Collection entries:
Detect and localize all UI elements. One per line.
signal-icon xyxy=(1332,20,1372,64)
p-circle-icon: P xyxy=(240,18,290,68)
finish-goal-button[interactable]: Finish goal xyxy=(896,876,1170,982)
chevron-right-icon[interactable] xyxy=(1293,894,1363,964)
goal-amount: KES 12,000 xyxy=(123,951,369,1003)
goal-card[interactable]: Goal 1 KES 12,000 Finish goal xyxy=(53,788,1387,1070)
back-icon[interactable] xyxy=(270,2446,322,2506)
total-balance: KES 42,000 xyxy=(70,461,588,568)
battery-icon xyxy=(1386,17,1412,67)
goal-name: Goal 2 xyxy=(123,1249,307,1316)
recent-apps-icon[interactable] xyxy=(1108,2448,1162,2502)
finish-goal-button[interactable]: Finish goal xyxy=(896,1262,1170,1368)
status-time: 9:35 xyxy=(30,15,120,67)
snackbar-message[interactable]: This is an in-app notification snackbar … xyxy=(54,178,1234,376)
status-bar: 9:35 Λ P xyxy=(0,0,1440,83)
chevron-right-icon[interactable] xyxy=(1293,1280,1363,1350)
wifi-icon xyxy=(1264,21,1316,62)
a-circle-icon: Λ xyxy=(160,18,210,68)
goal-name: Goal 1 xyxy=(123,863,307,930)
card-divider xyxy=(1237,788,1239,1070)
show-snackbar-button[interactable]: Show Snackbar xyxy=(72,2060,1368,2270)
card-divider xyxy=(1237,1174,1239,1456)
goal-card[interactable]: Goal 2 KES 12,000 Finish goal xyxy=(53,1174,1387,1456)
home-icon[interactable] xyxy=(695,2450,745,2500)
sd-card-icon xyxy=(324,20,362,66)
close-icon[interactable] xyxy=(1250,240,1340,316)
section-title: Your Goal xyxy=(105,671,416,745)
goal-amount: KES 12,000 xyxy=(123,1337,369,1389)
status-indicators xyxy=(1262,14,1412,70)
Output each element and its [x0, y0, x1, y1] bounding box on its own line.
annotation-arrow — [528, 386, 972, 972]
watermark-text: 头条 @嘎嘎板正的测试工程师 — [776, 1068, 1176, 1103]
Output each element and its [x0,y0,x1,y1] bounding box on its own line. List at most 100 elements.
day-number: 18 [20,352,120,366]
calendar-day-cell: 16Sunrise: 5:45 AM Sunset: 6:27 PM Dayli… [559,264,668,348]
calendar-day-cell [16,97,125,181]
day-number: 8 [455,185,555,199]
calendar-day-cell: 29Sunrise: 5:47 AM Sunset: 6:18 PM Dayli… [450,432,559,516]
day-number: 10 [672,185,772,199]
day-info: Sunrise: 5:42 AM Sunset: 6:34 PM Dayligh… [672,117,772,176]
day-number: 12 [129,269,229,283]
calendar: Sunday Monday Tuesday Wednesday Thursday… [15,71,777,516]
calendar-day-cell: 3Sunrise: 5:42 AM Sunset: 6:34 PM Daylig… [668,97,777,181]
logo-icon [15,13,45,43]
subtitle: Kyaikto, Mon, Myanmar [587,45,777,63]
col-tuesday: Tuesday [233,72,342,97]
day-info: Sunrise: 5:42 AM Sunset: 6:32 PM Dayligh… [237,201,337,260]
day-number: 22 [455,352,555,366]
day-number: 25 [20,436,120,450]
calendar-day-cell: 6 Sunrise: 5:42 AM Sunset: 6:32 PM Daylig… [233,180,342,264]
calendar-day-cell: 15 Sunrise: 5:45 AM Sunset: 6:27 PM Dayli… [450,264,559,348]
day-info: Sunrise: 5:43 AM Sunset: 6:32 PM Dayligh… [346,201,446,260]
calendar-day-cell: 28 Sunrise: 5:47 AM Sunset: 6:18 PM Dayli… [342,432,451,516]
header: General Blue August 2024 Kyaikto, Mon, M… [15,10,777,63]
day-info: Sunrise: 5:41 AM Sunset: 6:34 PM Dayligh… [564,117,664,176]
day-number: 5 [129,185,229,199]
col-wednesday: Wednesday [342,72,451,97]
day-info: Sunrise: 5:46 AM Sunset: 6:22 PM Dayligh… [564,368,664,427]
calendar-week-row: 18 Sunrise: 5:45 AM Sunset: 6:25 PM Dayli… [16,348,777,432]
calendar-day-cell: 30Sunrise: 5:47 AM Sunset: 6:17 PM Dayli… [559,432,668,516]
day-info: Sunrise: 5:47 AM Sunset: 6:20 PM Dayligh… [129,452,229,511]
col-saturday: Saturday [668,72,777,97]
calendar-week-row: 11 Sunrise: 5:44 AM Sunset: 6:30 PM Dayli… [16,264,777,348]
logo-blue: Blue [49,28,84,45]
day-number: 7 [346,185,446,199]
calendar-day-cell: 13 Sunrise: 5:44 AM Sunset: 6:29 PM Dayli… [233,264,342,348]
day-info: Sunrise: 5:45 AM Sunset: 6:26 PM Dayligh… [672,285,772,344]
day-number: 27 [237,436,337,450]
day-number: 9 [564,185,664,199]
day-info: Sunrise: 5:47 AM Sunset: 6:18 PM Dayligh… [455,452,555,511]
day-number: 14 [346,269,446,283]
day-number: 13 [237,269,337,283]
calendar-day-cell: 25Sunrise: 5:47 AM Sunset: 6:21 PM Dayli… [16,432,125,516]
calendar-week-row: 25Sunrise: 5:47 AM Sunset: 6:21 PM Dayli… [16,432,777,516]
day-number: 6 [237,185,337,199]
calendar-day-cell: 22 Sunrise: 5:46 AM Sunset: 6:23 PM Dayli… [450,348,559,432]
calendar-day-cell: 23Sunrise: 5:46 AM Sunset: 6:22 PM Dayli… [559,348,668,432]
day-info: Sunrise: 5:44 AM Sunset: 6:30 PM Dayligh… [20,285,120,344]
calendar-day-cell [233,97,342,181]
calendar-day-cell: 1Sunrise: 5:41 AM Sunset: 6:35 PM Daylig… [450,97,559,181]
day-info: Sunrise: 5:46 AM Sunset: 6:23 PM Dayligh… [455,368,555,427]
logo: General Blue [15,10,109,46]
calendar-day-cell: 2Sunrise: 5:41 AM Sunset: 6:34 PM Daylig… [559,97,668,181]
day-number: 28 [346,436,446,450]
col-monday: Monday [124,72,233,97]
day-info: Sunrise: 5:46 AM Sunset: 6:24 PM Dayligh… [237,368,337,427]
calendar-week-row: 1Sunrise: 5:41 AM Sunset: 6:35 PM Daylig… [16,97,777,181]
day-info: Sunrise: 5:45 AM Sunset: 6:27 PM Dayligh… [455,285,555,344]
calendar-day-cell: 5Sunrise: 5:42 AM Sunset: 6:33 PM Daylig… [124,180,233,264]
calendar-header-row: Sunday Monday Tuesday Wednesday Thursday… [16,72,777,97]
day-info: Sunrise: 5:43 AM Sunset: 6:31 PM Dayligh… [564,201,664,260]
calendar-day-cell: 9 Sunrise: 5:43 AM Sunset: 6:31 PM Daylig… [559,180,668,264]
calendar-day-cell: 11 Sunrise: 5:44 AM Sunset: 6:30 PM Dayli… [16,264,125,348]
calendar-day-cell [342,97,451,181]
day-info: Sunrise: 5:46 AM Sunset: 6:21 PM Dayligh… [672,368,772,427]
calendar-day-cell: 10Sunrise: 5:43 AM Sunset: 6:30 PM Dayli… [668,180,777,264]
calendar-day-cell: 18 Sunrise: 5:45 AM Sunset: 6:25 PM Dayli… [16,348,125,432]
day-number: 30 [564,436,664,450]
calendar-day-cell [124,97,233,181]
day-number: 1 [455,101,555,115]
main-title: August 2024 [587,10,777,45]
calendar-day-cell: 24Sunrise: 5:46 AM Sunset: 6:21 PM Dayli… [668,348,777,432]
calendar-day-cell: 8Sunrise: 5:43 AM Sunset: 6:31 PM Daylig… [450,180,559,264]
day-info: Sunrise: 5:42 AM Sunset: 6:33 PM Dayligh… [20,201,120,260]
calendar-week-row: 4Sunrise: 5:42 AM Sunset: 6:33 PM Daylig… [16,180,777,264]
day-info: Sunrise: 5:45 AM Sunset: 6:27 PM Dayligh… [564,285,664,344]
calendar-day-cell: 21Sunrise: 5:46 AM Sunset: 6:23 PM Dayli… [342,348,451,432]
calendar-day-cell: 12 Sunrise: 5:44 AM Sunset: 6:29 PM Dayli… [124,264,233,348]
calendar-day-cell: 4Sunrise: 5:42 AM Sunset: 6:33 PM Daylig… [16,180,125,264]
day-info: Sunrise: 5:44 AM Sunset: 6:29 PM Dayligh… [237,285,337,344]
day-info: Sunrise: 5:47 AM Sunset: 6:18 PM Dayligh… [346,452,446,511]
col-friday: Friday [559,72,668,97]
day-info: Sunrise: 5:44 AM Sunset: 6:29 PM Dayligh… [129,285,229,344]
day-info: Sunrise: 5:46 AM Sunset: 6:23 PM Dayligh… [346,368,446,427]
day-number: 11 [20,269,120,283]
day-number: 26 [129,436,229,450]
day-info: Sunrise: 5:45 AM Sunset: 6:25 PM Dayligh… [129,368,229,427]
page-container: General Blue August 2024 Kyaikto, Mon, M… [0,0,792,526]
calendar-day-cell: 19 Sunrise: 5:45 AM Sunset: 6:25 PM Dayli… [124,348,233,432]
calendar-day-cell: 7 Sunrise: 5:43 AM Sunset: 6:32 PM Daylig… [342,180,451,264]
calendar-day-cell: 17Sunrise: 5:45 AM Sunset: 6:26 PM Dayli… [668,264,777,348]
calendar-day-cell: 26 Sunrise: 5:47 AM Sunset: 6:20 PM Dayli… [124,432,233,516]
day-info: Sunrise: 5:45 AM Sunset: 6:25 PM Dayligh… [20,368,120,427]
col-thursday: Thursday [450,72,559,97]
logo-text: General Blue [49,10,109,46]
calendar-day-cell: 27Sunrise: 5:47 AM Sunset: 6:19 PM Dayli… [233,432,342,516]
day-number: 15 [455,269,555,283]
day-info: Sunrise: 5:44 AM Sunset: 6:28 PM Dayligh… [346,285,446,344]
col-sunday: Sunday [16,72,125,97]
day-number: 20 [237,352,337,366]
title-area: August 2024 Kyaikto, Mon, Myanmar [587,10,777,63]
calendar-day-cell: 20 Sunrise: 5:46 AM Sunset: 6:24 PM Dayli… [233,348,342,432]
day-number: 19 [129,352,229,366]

Set exercise: List every line of the listing that contains the string "General", treating uppercase and lowercase as different.

Answer for the task:
header: General Blue August 2024 Kyaikto, Mon, M… [15,10,777,63]
logo: General Blue [15,10,109,46]
page-container: General Blue August 2024 Kyaikto, Mon, M… [0,0,792,526]
logo-text: General Blue [49,10,109,46]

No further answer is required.